-- RECORD SET start --

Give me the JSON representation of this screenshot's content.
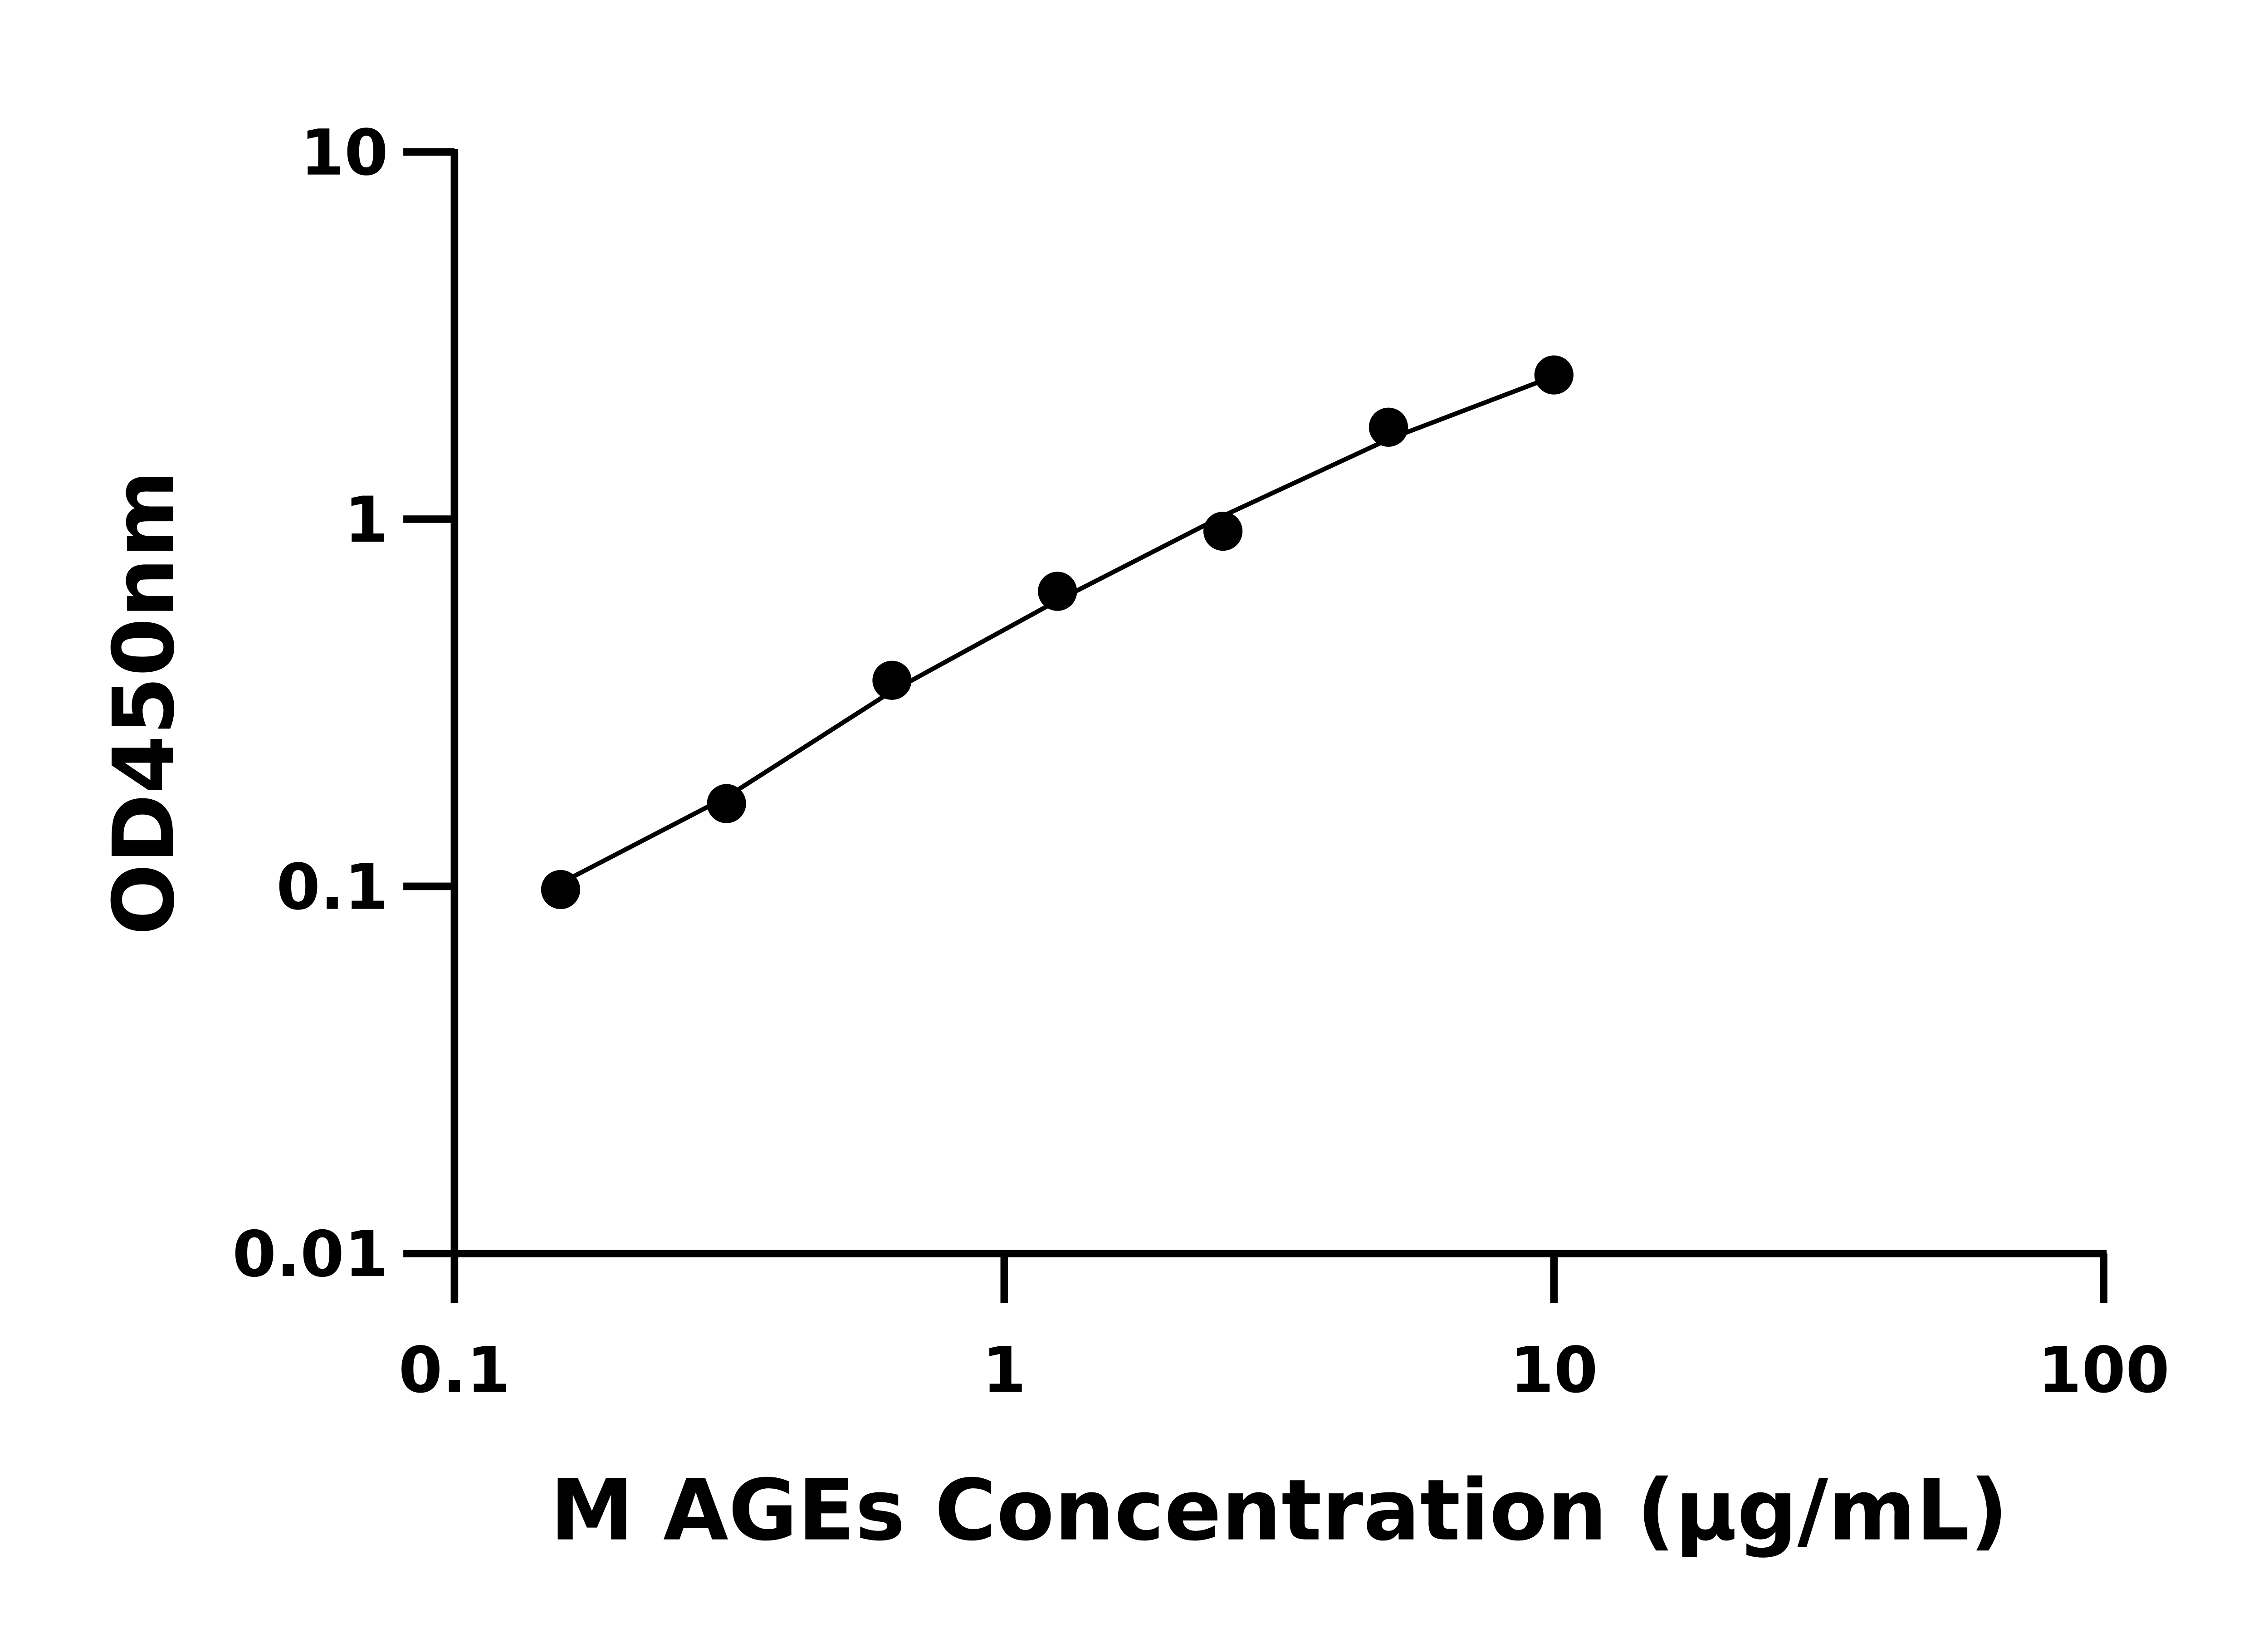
{
  "chart_data": {
    "type": "scatter",
    "xlabel": "M AGEs Concentration (µg/mL)",
    "ylabel": "OD450nm",
    "xscale": "log",
    "yscale": "log",
    "xlim": [
      0.1,
      100
    ],
    "ylim": [
      0.01,
      10
    ],
    "xticks": [
      0.1,
      1,
      10,
      100
    ],
    "yticks": [
      0.01,
      0.1,
      1,
      10
    ],
    "series": [
      {
        "color": "#000000",
        "marker": "circle",
        "x": [
          0.156,
          0.3125,
          0.625,
          1.25,
          2.5,
          5,
          10
        ],
        "values": [
          0.098,
          0.168,
          0.364,
          0.636,
          0.927,
          1.78,
          2.47
        ]
      },
      {
        "color": "#000000",
        "line": true,
        "x": [
          0.156,
          0.3125,
          0.625,
          1.25,
          2.5,
          5,
          10
        ],
        "values": [
          0.102,
          0.175,
          0.34,
          0.6,
          1.02,
          1.65,
          2.45
        ]
      }
    ]
  }
}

-- RECORD SET end --

Print each entry shown above with exact wording and no pictures.

Give me the JSON representation of this screenshot's content.
{
  "chart_data": {
    "type": "scatter",
    "xlabel": "M AGEs Concentration (µg/mL)",
    "ylabel": "OD450nm",
    "xscale": "log",
    "yscale": "log",
    "xlim": [
      0.1,
      100
    ],
    "ylim": [
      0.01,
      10
    ],
    "xticks": [
      0.1,
      1,
      10,
      100
    ],
    "yticks": [
      0.01,
      0.1,
      1,
      10
    ],
    "series": [
      {
        "color": "#000000",
        "marker": "circle",
        "x": [
          0.156,
          0.3125,
          0.625,
          1.25,
          2.5,
          5,
          10
        ],
        "values": [
          0.098,
          0.168,
          0.364,
          0.636,
          0.927,
          1.78,
          2.47
        ]
      },
      {
        "color": "#000000",
        "line": true,
        "x": [
          0.156,
          0.3125,
          0.625,
          1.25,
          2.5,
          5,
          10
        ],
        "values": [
          0.102,
          0.175,
          0.34,
          0.6,
          1.02,
          1.65,
          2.45
        ]
      }
    ]
  }
}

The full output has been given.